▶ [WHAT YOU HAVE TO DO]:
Count how many lines of the data include "freepik". The answer is that number and nothing else.

▶ [DATA FOR THE TASK]:
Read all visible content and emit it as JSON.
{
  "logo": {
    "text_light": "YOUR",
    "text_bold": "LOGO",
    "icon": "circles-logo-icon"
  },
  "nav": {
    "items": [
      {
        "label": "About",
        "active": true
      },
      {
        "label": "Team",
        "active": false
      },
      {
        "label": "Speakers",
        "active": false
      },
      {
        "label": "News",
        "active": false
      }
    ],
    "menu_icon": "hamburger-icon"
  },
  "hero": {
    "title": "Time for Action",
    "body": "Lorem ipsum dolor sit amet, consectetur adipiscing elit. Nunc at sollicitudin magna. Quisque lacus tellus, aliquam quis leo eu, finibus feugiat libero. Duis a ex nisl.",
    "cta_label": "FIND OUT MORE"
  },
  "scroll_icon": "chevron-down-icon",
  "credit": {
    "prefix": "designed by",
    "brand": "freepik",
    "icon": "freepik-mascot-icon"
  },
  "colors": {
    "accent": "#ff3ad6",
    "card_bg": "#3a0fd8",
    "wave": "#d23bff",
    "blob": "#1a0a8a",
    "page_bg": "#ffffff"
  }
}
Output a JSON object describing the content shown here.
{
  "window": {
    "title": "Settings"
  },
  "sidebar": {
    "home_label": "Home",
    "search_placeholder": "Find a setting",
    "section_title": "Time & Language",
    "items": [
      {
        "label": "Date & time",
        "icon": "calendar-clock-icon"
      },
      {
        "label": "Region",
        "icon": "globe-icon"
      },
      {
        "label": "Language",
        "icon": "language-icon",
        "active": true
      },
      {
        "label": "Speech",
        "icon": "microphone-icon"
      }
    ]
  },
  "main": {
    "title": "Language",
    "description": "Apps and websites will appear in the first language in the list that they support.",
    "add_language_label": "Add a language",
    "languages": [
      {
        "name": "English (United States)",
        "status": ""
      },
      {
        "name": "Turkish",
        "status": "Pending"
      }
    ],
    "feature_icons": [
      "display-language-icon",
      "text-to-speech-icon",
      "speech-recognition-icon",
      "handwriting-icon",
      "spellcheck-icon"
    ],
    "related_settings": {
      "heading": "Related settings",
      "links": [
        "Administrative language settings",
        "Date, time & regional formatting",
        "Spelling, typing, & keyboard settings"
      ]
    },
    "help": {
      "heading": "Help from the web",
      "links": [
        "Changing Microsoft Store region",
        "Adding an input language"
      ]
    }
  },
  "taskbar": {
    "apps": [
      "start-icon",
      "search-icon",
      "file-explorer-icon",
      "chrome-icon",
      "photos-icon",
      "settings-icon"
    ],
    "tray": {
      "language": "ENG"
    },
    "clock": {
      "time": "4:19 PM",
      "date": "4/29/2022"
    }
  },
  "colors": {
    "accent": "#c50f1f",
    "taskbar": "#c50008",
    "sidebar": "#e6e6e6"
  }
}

▶ [IN RESPONSE]:
2